= What is needed =
Quote every line as given.

= Input for this task =
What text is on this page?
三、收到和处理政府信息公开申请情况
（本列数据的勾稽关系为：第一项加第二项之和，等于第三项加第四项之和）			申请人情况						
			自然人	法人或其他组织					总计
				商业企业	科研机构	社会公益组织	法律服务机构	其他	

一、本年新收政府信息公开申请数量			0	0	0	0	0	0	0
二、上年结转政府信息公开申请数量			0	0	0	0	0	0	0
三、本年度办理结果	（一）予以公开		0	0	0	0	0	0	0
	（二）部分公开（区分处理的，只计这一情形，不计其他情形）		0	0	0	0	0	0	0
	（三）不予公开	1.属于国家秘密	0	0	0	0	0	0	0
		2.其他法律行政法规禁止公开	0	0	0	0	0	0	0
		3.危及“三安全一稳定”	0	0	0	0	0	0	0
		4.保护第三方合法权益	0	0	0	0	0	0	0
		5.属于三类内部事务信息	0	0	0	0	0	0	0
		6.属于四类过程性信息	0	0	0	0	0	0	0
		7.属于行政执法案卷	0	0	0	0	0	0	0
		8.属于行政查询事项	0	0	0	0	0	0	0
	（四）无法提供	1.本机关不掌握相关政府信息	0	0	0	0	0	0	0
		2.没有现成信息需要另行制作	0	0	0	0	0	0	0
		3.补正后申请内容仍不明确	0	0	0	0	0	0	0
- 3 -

= Answer in full =
What text is on this page?
三、收到和处理政府信息公开申请情况
（本列数据的勾稽关系为：第一项加第二项之和，等于第三项加第四项之和）			申请人情况						
			自然人	法人或其他组织					总计
				商业企业	科研机构	社会公益组织	法律服务机构	其他	

一、本年新收政府信息公开申请数量			0	0	0	0	0	0	0
二、上年结转政府信息公开申请数量			0	0	0	0	0	0	0
三、本年度办理结果	（一）予以公开		0	0	0	0	0	0	0
	（二）部分公开（区分处理的，只计这一情形，不计其他情形）		0	0	0	0	0	0	0
	（三）不予公开	1.属于国家秘密	0	0	0	0	0	0	0
		2.其他法律行政法规禁止公开	0	0	0	0	0	0	0
		3.危及“三安全一稳定”	0	0	0	0	0	0	0
		4.保护第三方合法权益	0	0	0	0	0	0	0
		5.属于三类内部事务信息	0	0	0	0	0	0	0
		6.属于四类过程性信息	0	0	0	0	0	0	0
		7.属于行政执法案卷	0	0	0	0	0	0	0
		8.属于行政查询事项	0	0	0	0	0	0	0
	（四）无法提供	1.本机关不掌握相关政府信息	0	0	0	0	0	0	0
		2.没有现成信息需要另行制作	0	0	0	0	0	0	0
		3.补正后申请内容仍不明确	0	0	0	0	0	0	0
- 3 -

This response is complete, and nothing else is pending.